> _PROBLEM DETAILS_
Scan the data below for the string "this". Show every line where it turns up.

• • •

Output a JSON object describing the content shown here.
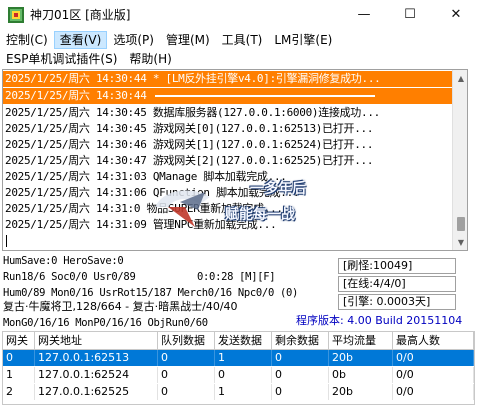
{
  "window": {
    "title": "神刀01区 [商业版]",
    "minimize": "—",
    "maximize": "☐",
    "close": "✕"
  },
  "menu": {
    "row1": [
      "控制(C)",
      "查看(V)",
      "选项(P)",
      "管理(M)",
      "工具(T)",
      "LM引擎(E)"
    ],
    "row2": [
      "ESP单机调试插件(S)",
      "帮助(H)"
    ]
  },
  "log": {
    "lines": [
      "2025/1/25/周六 14:30:44 * [LM反外挂引擎v4.0]:引擎漏洞修复成功...",
      "2025/1/25/周六 14:30:44 ",
      "2025/1/25/周六 14:30:45 数据库服务器(127.0.0.1:6000)连接成功...",
      "2025/1/25/周六 14:30:45 游戏网关[0](127.0.0.1:62513)已打开...",
      "2025/1/25/周六 14:30:46 游戏网关[1](127.0.0.1:62524)已打开...",
      "2025/1/25/周六 14:30:47 游戏网关[2](127.0.0.1:62525)已打开...",
      "2025/1/25/周六 14:31:03 QManage 脚本加载完成...",
      "2025/1/25/周六 14:31:06 QFunction 脚本加载完成...",
      "2025/1/25/周六 14:31:0 物品SUPER重新加载完成...",
      "2025/1/25/周六 14:31:09 管理NPC重新加载完成..."
    ]
  },
  "watermark": {
    "line1": "一多年后",
    "line2": "赋能每一战"
  },
  "status": {
    "humsave": "HumSave:0 HeroSave:0",
    "run": "Run18/6 Soc0/0 Usr0/89",
    "time": "0:0:28 [M][F]",
    "hum": "Hum0/89 Mon0/16 UsrRot15/187 Merch0/16 Npc0/0 (0)",
    "map": "复古·牛魔将卫,128/664 - 复古·暗黑战士/40/40",
    "mon": "MonG0/16/16 MonP0/16/16 ObjRun0/60",
    "refresh": "[刷怪:10049]",
    "online": "[在线:4/4/0]",
    "engine": "[引擎: 0.0003天]",
    "version": "程序版本: 4.00 Build 20151104"
  },
  "table": {
    "headers": [
      "网关",
      "网关地址",
      "队列数据",
      "发送数据",
      "剩余数据",
      "平均流量",
      "最高人数"
    ],
    "rows": [
      [
        "0",
        "127.0.0.1:62513",
        "0",
        "1",
        "0",
        "20b",
        "0/0"
      ],
      [
        "1",
        "127.0.0.1:62524",
        "0",
        "0",
        "0",
        "0b",
        "0/0"
      ],
      [
        "2",
        "127.0.0.1:62525",
        "0",
        "1",
        "0",
        "20b",
        "0/0"
      ]
    ]
  },
  "colors": {
    "highlight": "#ff7f00",
    "selection": "#0078d7",
    "version_text": "#0000c0"
  }
}
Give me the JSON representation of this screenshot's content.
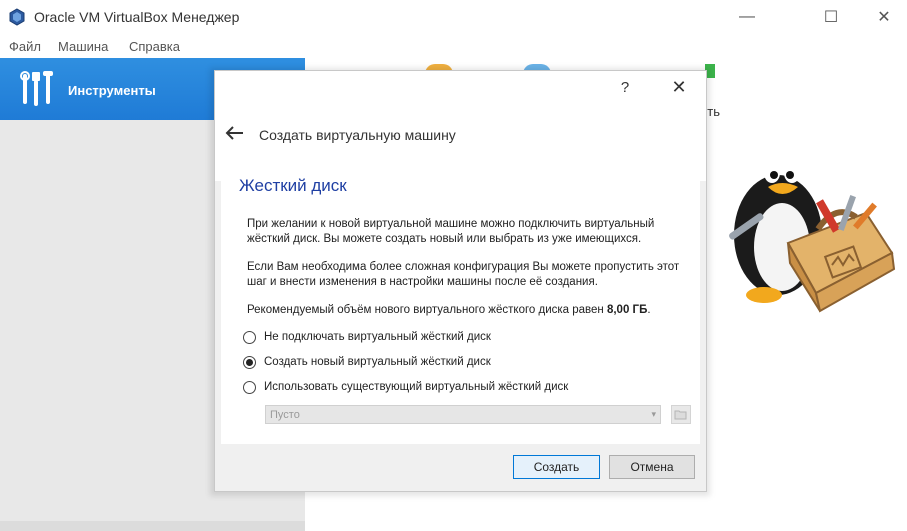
{
  "window": {
    "title": "Oracle VM VirtualBox Менеджер",
    "minimize_glyph": "—",
    "maximize_glyph": "☐",
    "close_glyph": "✕"
  },
  "menu": [
    "Файл",
    "Машина",
    "Справка"
  ],
  "left_panel": {
    "tools_label": "Инструменты"
  },
  "toolbar_peek_text": "ить",
  "dialog": {
    "help_glyph": "?",
    "close_glyph": "✕",
    "wizard_title": "Создать виртуальную машину",
    "heading": "Жесткий диск",
    "para1": "При желании к новой виртуальной машине можно подключить виртуальный жёсткий диск. Вы можете создать новый или выбрать из уже имеющихся.",
    "para2": "Если Вам необходима более сложная конфигурация Вы можете пропустить этот шаг и внести изменения в настройки машины после её создания.",
    "para3_prefix": "Рекомендуемый объём нового виртуального жёсткого диска равен ",
    "para3_value": "8,00 ГБ",
    "para3_suffix": ".",
    "options": [
      {
        "label": "Не подключать виртуальный жёсткий диск",
        "selected": false
      },
      {
        "label": "Создать новый виртуальный жёсткий диск",
        "selected": true
      },
      {
        "label": "Использовать существующий виртуальный жёсткий диск",
        "selected": false
      }
    ],
    "combo_value": "Пусто",
    "combo_arrow": "▾",
    "create_button": "Создать",
    "cancel_button": "Отмена"
  },
  "icons": {
    "app": "virtualbox-icon",
    "tools": "tools-icon",
    "back": "back-arrow-icon",
    "folder": "folder-icon",
    "mascot": "penguin-toolbox-illustration"
  },
  "colors": {
    "tools_bg": "#1f7bd6",
    "heading": "#1f3fa3",
    "primary_border": "#0078d7"
  }
}
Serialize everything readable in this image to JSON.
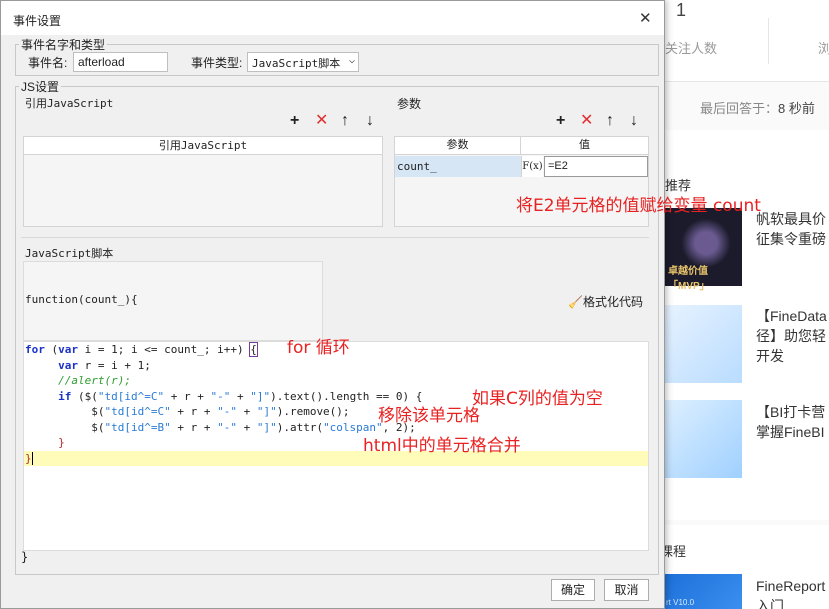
{
  "background": {
    "count_number": "1",
    "followers_label": "关注人数",
    "browse_label": "浏",
    "last_reply_label": "最后回答于：",
    "last_reply_value": "8 秒前",
    "recommend_heading": "推荐",
    "thumb1_text": "卓越价值「MVP」",
    "article1_line1": "帆软最具价",
    "article1_line2": "征集令重磅",
    "article2_line1": "【FineData",
    "article2_line2": "径】助您轻",
    "article2_line3": "开发",
    "article3_line1": "【BI打卡营",
    "article3_line2": "掌握FineBI",
    "course_heading": "课程",
    "course_article_line1": "FineReport",
    "course_article_line2": "入门",
    "thumb4_text": "rt V10.0"
  },
  "dialog": {
    "title": "事件设置",
    "event_group": "事件名字和类型",
    "event_name_label": "事件名:",
    "event_name_value": "afterload",
    "event_type_label": "事件类型:",
    "event_type_value": "JavaScript脚本",
    "js_group": "JS设置",
    "ref_js_label": "引用JavaScript",
    "ref_js_col": "引用JavaScript",
    "params_label": "参数",
    "params_col_param": "参数",
    "params_col_value": "值",
    "param_row": {
      "name": "count_",
      "formula_icon": "F(x)",
      "value": "=E2"
    },
    "script_label": "JavaScript脚本",
    "function_header": "function(count_){",
    "format_code_label": "格式化代码",
    "closing_brace": "}",
    "ok_label": "确定",
    "cancel_label": "取消"
  },
  "code": {
    "l1_kw": "for",
    "l1_a": " (",
    "l1_var": "var",
    "l1_b": " i = 1; i <= count_; i++) ",
    "l1_brace": "{",
    "l2_kw": "var",
    "l2_b": " r = i + 1;",
    "l3_cm": "//alert(r);",
    "l4_if": "if",
    "l4_a": " ($(",
    "l4_s1": "\"td[id^=C\"",
    "l4_b": " + r + ",
    "l4_s2": "\"-\"",
    "l4_c": " + ",
    "l4_s3": "\"]\"",
    "l4_d": ").text().length == 0) {",
    "l5_a": "$(",
    "l5_s1": "\"td[id^=C\"",
    "l5_b": " + r + ",
    "l5_s2": "\"-\"",
    "l5_c": " + ",
    "l5_s3": "\"]\"",
    "l5_d": ").remove();",
    "l6_a": "$(",
    "l6_s1": "\"td[id^=B\"",
    "l6_b": " + r + ",
    "l6_s2": "\"-\"",
    "l6_c": " + ",
    "l6_s3": "\"]\"",
    "l6_d": ").attr(",
    "l6_s4": "\"colspan\"",
    "l6_e": ", 2);",
    "l7": "}",
    "l8": "}"
  },
  "annotations": {
    "assign": "将E2单元格的值赋给变量 count",
    "for_loop": "for 循环",
    "if_empty": "如果C列的值为空",
    "remove": "移除该单元格",
    "merge": "html中的单元格合并"
  },
  "colors": {
    "annotation": "#e82222",
    "delete_icon": "#e03030",
    "line_highlight": "#fffbb8",
    "selected_param_row": "#d6e6f5"
  }
}
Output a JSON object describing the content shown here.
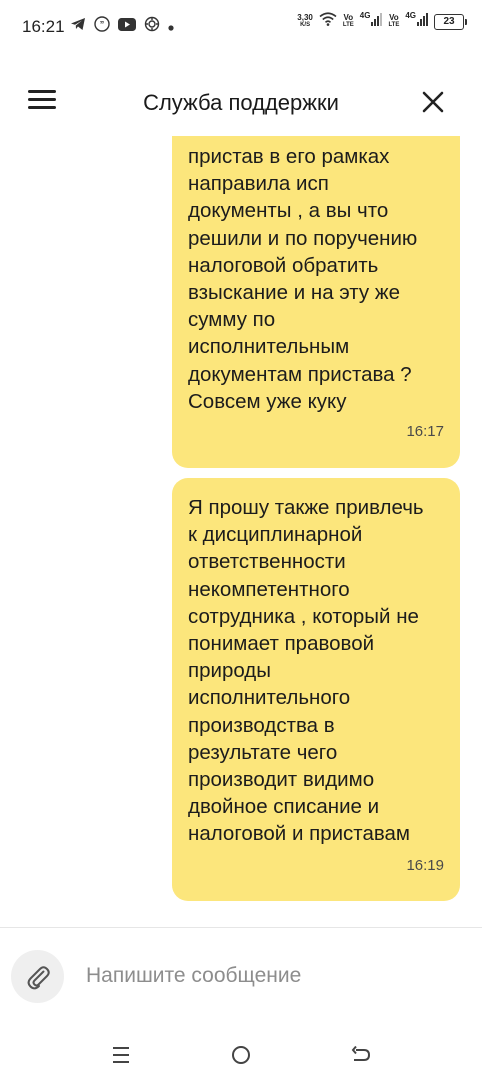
{
  "status_bar": {
    "time": "16:21",
    "left_icons": [
      "telegram-icon",
      "quote-icon",
      "youtube-icon",
      "app-icon",
      "dot-icon"
    ],
    "speed_value": "3,30",
    "speed_unit": "K/S",
    "sim1_label_top": "Vo",
    "sim1_label_bottom": "LTE",
    "sim1_gen": "4G",
    "sim2_label_top": "Vo",
    "sim2_label_bottom": "LTE",
    "sim2_gen": "4G",
    "battery": "23"
  },
  "header": {
    "title": "Служба поддержки",
    "menu_icon": "hamburger-icon",
    "close_icon": "close-icon"
  },
  "messages": [
    {
      "text": "пристав в его рамках\nнаправила исп\nдокументы , а вы что\nрешили и по поручению\nналоговой обратить\nвзыскание и на эту же\nсумму по\nисполнительным\nдокументам пристава ?\nСовсем уже куку",
      "time": "16:17"
    },
    {
      "text": "Я прошу также привлечь\nк дисциплинарной\nответственности\nнекомпетентного\nсотрудника , который не\nпонимает правовой\nприроды\nисполнительного\nпроизводства в\nрезультате чего\nпроизводит видимо\nдвойное списание и\nналоговой и приставам",
      "time": "16:19"
    }
  ],
  "composer": {
    "placeholder": "Напишите сообщение",
    "value": "",
    "attach_icon": "paperclip-icon"
  },
  "navbar": {
    "items": [
      "menu-icon",
      "home-icon",
      "back-icon"
    ]
  },
  "colors": {
    "bubble": "#fce67c",
    "background": "#ffffff",
    "text": "#1c1c1c"
  }
}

• • •

> _OUTPUT OF THE EXERCISE_
Give me the JSON representation of this screenshot's content.
Serialize everything readable in this image to JSON.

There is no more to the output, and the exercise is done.